[Job] Which lines in the records below contain the word "frac"? Copy each one out.

[Supplied data]
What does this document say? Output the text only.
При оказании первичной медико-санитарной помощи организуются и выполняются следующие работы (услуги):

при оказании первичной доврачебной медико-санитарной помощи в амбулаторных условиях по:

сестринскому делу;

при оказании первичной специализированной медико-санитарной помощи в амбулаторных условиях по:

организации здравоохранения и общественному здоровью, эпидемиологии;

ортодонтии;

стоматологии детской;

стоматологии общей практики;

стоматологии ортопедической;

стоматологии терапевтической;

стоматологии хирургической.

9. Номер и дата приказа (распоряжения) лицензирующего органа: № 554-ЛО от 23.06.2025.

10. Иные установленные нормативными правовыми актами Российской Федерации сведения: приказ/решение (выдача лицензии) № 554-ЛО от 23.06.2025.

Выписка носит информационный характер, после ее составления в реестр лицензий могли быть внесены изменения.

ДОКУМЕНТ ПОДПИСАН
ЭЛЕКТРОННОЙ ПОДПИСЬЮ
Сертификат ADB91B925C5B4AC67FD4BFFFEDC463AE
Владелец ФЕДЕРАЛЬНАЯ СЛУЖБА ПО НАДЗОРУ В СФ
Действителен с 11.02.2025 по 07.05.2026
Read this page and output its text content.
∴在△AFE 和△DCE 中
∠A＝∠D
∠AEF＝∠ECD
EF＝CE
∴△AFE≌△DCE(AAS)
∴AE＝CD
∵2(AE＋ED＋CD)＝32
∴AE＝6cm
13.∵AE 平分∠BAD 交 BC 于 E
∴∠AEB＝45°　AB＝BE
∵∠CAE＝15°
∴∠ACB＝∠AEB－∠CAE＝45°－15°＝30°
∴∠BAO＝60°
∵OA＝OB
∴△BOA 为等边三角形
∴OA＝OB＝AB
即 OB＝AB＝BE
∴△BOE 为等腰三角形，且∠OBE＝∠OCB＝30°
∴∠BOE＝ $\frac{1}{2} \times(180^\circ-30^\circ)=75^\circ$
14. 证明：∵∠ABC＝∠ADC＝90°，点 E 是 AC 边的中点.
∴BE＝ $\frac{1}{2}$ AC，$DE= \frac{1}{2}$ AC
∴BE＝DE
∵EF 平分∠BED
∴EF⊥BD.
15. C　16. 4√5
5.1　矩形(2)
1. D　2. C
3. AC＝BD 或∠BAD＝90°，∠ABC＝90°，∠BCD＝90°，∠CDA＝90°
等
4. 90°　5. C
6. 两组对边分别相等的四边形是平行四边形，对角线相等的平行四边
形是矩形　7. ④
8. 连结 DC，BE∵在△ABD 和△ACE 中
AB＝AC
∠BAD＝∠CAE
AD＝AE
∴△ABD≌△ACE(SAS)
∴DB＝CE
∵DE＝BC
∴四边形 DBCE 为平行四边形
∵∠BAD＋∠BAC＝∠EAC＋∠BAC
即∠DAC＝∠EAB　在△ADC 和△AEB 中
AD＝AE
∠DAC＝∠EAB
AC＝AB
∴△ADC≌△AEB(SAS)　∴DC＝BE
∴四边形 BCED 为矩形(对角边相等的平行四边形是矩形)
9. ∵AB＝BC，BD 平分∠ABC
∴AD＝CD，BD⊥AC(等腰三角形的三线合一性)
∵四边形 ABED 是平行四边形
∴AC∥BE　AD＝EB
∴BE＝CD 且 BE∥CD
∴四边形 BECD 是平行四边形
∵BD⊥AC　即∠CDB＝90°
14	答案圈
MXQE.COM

[Answer to this task]
∴∠BOE＝ $\frac{1}{2} \times(180^\circ-30^\circ)=75^\circ$
∴BE＝ $\frac{1}{2}$ AC，$DE= \frac{1}{2}$ AC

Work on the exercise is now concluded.